» **To do**
Recast the listing below as a Markdown table with two columns, Row and Line. Number each line in Row and skip any blank lines.

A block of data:
--- start ---
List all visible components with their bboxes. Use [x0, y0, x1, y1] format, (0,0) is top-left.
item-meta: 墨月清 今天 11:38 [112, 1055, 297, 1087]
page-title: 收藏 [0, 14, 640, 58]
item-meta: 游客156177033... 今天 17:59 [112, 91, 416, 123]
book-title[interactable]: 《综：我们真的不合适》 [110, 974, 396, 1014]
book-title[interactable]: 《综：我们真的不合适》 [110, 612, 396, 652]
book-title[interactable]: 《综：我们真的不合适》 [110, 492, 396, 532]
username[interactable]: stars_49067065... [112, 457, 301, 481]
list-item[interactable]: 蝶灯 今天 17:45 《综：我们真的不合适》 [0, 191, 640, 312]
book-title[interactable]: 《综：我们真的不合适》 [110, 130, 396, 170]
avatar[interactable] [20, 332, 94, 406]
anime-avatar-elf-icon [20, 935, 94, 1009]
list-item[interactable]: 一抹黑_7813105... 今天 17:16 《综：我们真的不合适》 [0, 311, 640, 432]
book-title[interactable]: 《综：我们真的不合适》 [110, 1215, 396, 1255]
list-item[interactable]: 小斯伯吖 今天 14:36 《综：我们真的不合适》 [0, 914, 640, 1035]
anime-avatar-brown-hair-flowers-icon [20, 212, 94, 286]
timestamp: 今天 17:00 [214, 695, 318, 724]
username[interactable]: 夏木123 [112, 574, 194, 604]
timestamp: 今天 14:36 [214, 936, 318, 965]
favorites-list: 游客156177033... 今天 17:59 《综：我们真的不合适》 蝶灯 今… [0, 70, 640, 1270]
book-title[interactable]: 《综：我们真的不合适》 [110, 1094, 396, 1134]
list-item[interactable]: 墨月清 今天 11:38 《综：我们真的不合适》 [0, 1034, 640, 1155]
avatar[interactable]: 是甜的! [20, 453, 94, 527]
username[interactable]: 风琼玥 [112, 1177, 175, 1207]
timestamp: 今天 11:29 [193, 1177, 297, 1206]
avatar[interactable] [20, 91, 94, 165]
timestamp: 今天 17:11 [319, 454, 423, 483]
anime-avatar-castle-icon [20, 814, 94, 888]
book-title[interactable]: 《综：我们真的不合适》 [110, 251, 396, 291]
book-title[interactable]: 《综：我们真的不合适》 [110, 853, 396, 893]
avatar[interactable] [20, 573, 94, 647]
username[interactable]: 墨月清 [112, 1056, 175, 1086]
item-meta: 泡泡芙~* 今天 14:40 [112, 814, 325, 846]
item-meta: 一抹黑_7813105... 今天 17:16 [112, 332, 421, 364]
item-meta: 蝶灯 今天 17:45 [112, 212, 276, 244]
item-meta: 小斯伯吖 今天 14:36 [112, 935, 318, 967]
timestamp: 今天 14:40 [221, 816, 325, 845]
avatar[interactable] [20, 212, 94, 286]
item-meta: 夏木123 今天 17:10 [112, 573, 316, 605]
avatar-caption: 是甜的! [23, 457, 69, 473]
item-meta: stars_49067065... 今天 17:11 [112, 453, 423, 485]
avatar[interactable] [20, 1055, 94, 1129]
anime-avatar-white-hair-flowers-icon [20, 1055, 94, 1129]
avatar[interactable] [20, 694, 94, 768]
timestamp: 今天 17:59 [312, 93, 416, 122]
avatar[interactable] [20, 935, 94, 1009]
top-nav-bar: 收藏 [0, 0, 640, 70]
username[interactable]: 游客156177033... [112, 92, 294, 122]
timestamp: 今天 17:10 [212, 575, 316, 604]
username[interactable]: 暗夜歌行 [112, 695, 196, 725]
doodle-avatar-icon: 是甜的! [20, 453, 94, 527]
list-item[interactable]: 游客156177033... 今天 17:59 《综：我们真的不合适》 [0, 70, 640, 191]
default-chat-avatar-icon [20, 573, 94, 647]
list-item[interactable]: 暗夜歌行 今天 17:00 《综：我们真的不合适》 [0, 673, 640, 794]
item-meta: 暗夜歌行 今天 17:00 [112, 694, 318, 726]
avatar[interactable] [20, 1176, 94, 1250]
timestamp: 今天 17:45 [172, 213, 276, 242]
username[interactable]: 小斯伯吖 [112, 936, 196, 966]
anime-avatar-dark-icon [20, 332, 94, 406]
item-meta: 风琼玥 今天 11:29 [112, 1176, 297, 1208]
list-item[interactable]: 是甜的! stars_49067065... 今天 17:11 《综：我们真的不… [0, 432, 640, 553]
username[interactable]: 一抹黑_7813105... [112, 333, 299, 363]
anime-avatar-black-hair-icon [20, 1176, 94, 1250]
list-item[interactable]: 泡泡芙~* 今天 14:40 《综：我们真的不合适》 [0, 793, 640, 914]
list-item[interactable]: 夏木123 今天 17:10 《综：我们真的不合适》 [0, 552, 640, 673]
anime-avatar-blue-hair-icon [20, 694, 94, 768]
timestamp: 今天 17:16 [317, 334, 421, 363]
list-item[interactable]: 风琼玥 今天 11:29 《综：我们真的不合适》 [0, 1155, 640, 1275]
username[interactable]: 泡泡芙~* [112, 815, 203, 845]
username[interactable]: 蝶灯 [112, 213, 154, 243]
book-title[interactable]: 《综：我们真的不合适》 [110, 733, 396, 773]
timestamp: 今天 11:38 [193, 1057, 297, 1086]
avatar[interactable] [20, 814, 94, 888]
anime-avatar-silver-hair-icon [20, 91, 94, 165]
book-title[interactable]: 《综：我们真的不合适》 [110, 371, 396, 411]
--- end ---
» **Result**
| Row | Line |
|---|---|
| 1 | List all visible components with their bboxes. Use [x0, y0, x1, y1] format, (0,0) is top-left. |
| 2 | item-meta: 墨月清 今天 11:38 [112, 1055, 297, 1087] |
| 3 | page-title: 收藏 [0, 14, 640, 58] |
| 4 | item-meta: 游客156177033... 今天 17:59 [112, 91, 416, 123] |
| 5 | book-title[interactable]: 《综：我们真的不合适》 [110, 974, 396, 1014] |
| 6 | book-title[interactable]: 《综：我们真的不合适》 [110, 612, 396, 652] |
| 7 | book-title[interactable]: 《综：我们真的不合适》 [110, 492, 396, 532] |
| 8 | username[interactable]: stars_49067065... [112, 457, 301, 481] |
| 9 | list-item[interactable]: 蝶灯 今天 17:45 《综：我们真的不合适》 [0, 191, 640, 312] |
| 10 | book-title[interactable]: 《综：我们真的不合适》 [110, 130, 396, 170] |
| 11 | avatar[interactable] [20, 332, 94, 406] |
| 12 | anime-avatar-elf-icon [20, 935, 94, 1009] |
| 13 | list-item[interactable]: 一抹黑_7813105... 今天 17:16 《综：我们真的不合适》 [0, 311, 640, 432] |
| 14 | book-title[interactable]: 《综：我们真的不合适》 [110, 1215, 396, 1255] |
| 15 | list-item[interactable]: 小斯伯吖 今天 14:36 《综：我们真的不合适》 [0, 914, 640, 1035] |
| 16 | anime-avatar-brown-hair-flowers-icon [20, 212, 94, 286] |
| 17 | timestamp: 今天 17:00 [214, 695, 318, 724] |
| 18 | username[interactable]: 夏木123 [112, 574, 194, 604] |
| 19 | timestamp: 今天 14:36 [214, 936, 318, 965] |
| 20 | favorites-list: 游客156177033... 今天 17:59 《综：我们真的不合适》 蝶灯 今… [0, 70, 640, 1270] |
| 21 | book-title[interactable]: 《综：我们真的不合适》 [110, 1094, 396, 1134] |
| 22 | list-item[interactable]: 墨月清 今天 11:38 《综：我们真的不合适》 [0, 1034, 640, 1155] |
| 23 | avatar[interactable]: 是甜的! [20, 453, 94, 527] |
| 24 | username[interactable]: 风琼玥 [112, 1177, 175, 1207] |
| 25 | timestamp: 今天 11:29 [193, 1177, 297, 1206] |
| 26 | avatar[interactable] [20, 91, 94, 165] |
| 27 | timestamp: 今天 17:11 [319, 454, 423, 483] |
| 28 | anime-avatar-castle-icon [20, 814, 94, 888] |
| 29 | book-title[interactable]: 《综：我们真的不合适》 [110, 251, 396, 291] |
| 30 | book-title[interactable]: 《综：我们真的不合适》 [110, 853, 396, 893] |
| 31 | avatar[interactable] [20, 573, 94, 647] |
| 32 | username[interactable]: 墨月清 [112, 1056, 175, 1086] |
| 33 | item-meta: 泡泡芙~* 今天 14:40 [112, 814, 325, 846] |
| 34 | item-meta: 一抹黑_7813105... 今天 17:16 [112, 332, 421, 364] |
| 35 | item-meta: 蝶灯 今天 17:45 [112, 212, 276, 244] |
| 36 | item-meta: 小斯伯吖 今天 14:36 [112, 935, 318, 967] |
| 37 | timestamp: 今天 14:40 [221, 816, 325, 845] |
| 38 | avatar[interactable] [20, 212, 94, 286] |
| 39 | item-meta: 夏木123 今天 17:10 [112, 573, 316, 605] |
| 40 | avatar-caption: 是甜的! [23, 457, 69, 473] |
| 41 | item-meta: stars_49067065... 今天 17:11 [112, 453, 423, 485] |
| 42 | avatar[interactable] [20, 1055, 94, 1129] |
| 43 | anime-avatar-white-hair-flowers-icon [20, 1055, 94, 1129] |
| 44 | avatar[interactable] [20, 694, 94, 768] |
| 45 | timestamp: 今天 17:59 [312, 93, 416, 122] |
| 46 | avatar[interactable] [20, 935, 94, 1009] |
| 47 | top-nav-bar: 收藏 [0, 0, 640, 70] |
| 48 | username[interactable]: 游客156177033... [112, 92, 294, 122] |
| 49 | timestamp: 今天 17:10 [212, 575, 316, 604] |
| 50 | username[interactable]: 暗夜歌行 [112, 695, 196, 725] |
| 51 | doodle-avatar-icon: 是甜的! [20, 453, 94, 527] |
| 52 | list-item[interactable]: 游客156177033... 今天 17:59 《综：我们真的不合适》 [0, 70, 640, 191] |
| 53 | default-chat-avatar-icon [20, 573, 94, 647] |
| 54 | list-item[interactable]: 暗夜歌行 今天 17:00 《综：我们真的不合适》 [0, 673, 640, 794] |
| 55 | item-meta: 暗夜歌行 今天 17:00 [112, 694, 318, 726] |
| 56 | avatar[interactable] [20, 1176, 94, 1250] |
| 57 | timestamp: 今天 17:45 [172, 213, 276, 242] |
| 58 | username[interactable]: 小斯伯吖 [112, 936, 196, 966] |
| 59 | anime-avatar-dark-icon [20, 332, 94, 406] |
| 60 | item-meta: 风琼玥 今天 11:29 [112, 1176, 297, 1208] |
| 61 | list-item[interactable]: 是甜的! stars_49067065... 今天 17:11 《综：我们真的不… [0, 432, 640, 553] |
| 62 | username[interactable]: 一抹黑_7813105... [112, 333, 299, 363] |
| 63 | anime-avatar-black-hair-icon [20, 1176, 94, 1250] |
| 64 | list-item[interactable]: 泡泡芙~* 今天 14:40 《综：我们真的不合适》 [0, 793, 640, 914] |
| 65 | list-item[interactable]: 夏木123 今天 17:10 《综：我们真的不合适》 [0, 552, 640, 673] |
| 66 | anime-avatar-blue-hair-icon [20, 694, 94, 768] |
| 67 | timestamp: 今天 17:16 [317, 334, 421, 363] |
| 68 | list-item[interactable]: 风琼玥 今天 11:29 《综：我们真的不合适》 [0, 1155, 640, 1275] |
| 69 | username[interactable]: 泡泡芙~* [112, 815, 203, 845] |
| 70 | username[interactable]: 蝶灯 [112, 213, 154, 243] |
| 71 | book-title[interactable]: 《综：我们真的不合适》 [110, 733, 396, 773] |
| 72 | timestamp: 今天 11:38 [193, 1057, 297, 1086] |
| 73 | avatar[interactable] [20, 814, 94, 888] |
| 74 | anime-avatar-silver-hair-icon [20, 91, 94, 165] |
| 75 | book-title[interactable]: 《综：我们真的不合适》 [110, 371, 396, 411] |